**What to do:**
Say how many lines contain the string "this". Give no other output.

**Data for the task:**
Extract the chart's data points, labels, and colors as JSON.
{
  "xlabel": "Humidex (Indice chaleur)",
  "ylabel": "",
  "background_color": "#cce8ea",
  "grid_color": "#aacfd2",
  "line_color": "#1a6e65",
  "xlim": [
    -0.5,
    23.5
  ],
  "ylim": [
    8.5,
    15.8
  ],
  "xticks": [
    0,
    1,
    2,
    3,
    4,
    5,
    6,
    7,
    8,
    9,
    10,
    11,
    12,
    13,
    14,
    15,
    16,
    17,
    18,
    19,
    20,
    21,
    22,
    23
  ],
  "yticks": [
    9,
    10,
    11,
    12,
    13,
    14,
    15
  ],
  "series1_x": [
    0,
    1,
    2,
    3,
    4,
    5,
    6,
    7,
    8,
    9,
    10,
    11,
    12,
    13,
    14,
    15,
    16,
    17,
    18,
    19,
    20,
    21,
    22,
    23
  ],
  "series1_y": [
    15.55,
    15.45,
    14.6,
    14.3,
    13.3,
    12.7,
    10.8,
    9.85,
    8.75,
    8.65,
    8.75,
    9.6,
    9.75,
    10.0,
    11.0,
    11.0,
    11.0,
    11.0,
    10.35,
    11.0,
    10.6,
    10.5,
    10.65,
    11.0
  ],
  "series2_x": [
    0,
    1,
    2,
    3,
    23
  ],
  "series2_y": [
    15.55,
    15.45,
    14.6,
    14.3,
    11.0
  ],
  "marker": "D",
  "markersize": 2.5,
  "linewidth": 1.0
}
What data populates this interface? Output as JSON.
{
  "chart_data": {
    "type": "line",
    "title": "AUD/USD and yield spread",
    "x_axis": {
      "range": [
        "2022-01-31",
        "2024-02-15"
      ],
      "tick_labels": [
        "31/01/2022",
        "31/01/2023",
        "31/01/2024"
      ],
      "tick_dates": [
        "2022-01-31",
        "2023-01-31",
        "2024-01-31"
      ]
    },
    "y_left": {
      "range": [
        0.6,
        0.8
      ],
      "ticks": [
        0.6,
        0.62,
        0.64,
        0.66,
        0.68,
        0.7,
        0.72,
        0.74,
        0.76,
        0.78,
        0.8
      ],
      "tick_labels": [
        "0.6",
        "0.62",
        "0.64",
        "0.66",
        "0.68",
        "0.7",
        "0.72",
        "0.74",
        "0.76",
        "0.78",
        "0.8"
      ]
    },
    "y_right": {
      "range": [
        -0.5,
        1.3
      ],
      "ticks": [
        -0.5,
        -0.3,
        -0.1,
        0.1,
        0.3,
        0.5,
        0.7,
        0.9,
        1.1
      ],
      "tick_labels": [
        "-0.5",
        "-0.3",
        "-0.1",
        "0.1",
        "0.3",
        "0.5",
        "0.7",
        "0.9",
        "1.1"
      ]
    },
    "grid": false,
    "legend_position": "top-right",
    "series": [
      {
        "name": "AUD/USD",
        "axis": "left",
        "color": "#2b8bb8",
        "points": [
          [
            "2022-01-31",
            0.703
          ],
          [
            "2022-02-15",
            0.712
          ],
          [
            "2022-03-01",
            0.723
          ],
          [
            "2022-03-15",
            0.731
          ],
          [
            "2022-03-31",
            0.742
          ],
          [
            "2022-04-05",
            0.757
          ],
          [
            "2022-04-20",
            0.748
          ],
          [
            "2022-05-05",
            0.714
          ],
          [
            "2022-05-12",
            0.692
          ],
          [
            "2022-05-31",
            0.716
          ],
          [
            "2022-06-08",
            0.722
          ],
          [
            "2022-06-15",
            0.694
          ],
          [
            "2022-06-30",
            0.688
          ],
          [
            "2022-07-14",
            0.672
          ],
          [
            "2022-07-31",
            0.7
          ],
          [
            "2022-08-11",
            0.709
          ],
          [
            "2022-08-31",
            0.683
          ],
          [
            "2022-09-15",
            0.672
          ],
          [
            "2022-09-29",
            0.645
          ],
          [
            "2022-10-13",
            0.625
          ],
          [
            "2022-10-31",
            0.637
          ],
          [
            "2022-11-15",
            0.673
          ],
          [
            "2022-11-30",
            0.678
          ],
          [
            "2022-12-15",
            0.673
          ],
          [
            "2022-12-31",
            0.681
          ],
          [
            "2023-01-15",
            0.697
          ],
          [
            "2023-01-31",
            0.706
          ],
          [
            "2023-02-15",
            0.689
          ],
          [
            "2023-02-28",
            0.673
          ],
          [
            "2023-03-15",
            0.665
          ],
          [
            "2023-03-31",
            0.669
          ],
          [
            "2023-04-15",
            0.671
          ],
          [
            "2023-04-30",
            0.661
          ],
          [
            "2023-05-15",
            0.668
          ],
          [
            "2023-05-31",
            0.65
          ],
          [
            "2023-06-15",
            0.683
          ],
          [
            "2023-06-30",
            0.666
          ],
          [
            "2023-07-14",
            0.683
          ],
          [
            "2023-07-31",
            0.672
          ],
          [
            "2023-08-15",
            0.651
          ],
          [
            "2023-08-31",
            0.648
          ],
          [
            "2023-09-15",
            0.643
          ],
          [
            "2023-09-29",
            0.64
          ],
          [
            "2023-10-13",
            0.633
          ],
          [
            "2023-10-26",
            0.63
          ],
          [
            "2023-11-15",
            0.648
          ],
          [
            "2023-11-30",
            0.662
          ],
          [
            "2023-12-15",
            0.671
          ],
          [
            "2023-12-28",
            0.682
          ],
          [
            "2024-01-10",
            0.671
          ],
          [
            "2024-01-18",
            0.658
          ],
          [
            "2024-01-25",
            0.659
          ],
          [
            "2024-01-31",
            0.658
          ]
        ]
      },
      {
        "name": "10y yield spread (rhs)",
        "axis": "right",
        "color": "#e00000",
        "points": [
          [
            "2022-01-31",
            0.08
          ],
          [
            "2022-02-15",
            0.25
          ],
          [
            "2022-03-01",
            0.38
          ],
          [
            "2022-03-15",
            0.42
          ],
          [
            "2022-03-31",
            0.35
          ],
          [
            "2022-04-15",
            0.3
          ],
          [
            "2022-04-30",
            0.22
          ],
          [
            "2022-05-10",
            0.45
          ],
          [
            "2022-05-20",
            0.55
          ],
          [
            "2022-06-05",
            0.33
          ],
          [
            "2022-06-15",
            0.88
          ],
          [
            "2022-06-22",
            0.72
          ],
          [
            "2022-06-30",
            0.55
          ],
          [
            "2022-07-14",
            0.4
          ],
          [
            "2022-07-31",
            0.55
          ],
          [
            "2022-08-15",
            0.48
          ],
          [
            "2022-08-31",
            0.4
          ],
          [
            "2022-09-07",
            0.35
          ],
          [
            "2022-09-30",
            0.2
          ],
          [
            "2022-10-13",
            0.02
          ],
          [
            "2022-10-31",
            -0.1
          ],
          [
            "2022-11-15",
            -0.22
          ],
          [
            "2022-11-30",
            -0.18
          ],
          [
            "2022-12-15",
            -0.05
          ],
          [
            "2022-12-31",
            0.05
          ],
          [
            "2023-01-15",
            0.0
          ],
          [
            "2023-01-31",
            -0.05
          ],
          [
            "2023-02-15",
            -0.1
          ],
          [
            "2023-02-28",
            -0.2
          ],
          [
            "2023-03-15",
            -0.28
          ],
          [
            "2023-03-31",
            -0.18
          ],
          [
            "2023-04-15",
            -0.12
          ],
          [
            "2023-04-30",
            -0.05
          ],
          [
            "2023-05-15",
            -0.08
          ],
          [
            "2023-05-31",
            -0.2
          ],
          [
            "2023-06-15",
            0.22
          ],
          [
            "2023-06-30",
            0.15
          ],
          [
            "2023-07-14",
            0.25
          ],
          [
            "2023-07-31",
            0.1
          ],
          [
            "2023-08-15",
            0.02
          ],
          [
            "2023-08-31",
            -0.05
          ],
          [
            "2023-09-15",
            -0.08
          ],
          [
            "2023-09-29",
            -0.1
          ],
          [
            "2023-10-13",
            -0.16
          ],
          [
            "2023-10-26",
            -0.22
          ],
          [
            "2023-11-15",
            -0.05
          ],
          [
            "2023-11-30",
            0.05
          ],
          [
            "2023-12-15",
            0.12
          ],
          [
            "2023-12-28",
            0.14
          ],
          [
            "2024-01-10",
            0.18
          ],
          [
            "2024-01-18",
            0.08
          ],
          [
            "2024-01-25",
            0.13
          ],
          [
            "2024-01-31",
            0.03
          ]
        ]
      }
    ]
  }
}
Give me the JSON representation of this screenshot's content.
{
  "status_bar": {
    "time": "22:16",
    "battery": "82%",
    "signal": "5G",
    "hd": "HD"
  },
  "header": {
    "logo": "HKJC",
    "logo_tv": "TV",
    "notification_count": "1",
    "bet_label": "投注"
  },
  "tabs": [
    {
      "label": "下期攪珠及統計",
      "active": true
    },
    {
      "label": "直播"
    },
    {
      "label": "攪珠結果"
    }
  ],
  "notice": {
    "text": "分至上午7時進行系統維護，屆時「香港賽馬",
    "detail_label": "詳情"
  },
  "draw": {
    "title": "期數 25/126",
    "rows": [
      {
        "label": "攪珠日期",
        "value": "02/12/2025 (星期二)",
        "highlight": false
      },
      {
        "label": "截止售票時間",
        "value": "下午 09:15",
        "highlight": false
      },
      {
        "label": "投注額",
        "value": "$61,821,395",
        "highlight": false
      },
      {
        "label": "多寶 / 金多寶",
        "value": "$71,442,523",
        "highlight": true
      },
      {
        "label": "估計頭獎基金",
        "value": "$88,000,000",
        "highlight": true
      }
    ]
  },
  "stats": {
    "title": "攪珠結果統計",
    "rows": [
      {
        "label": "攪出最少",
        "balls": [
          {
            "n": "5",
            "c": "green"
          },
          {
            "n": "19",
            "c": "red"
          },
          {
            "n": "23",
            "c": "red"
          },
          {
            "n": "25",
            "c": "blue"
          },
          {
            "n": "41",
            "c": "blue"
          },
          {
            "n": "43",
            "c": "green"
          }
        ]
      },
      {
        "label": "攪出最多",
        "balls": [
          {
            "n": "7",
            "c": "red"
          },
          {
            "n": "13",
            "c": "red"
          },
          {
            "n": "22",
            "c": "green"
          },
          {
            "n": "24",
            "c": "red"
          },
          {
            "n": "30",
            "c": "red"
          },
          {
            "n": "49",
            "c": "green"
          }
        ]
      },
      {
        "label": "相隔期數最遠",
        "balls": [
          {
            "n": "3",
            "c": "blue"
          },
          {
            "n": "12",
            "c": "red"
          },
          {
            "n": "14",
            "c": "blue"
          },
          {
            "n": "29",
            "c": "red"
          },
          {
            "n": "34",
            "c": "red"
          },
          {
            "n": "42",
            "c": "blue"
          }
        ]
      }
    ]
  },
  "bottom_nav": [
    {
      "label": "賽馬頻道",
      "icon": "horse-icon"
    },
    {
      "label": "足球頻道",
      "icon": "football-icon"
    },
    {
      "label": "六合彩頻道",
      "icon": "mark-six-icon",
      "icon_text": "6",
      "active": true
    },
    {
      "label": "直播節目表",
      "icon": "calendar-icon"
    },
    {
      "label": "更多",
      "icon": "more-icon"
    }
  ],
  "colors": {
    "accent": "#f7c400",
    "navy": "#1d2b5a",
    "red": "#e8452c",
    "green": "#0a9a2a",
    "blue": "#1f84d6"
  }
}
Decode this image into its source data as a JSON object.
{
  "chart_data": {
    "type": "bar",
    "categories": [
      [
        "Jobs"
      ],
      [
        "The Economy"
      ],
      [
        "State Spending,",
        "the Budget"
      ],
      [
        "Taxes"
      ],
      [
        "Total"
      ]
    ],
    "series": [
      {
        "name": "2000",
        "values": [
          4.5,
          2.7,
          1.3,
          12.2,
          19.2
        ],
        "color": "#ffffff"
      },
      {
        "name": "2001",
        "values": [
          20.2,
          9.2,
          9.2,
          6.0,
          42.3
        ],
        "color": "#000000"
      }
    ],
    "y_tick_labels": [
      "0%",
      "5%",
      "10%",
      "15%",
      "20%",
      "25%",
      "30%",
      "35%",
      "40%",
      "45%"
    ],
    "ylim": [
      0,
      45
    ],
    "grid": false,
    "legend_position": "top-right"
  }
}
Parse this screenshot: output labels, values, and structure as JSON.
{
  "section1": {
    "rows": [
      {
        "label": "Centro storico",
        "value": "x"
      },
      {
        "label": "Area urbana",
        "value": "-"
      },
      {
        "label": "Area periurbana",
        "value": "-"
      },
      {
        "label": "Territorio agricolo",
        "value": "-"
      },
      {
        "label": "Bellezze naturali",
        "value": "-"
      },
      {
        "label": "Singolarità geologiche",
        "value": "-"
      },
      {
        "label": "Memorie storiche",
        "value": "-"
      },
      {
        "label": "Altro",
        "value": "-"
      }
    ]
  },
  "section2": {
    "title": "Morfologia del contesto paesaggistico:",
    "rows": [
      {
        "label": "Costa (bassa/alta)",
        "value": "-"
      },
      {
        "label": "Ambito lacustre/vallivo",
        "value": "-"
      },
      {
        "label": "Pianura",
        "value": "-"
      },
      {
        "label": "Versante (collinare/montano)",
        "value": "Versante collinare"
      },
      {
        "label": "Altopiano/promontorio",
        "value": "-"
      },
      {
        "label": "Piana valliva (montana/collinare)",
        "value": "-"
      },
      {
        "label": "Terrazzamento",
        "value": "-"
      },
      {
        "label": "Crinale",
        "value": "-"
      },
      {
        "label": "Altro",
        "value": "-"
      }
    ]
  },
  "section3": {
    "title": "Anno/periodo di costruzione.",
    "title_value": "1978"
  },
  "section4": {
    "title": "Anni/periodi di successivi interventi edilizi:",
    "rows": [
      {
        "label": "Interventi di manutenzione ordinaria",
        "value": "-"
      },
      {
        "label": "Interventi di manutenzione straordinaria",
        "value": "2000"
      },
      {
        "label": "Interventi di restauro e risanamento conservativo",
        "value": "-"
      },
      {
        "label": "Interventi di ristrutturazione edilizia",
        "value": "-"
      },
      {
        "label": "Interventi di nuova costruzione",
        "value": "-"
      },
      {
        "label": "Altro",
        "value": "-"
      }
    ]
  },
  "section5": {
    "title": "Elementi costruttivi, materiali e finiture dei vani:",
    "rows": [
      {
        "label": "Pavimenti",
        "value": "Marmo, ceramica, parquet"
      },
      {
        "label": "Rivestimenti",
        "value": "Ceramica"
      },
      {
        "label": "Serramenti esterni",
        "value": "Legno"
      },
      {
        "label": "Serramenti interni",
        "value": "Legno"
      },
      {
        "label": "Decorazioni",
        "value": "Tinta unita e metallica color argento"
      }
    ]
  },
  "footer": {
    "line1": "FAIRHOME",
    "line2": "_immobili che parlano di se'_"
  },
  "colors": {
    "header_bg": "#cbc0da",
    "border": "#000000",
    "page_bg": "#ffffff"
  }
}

**Written answer:**
4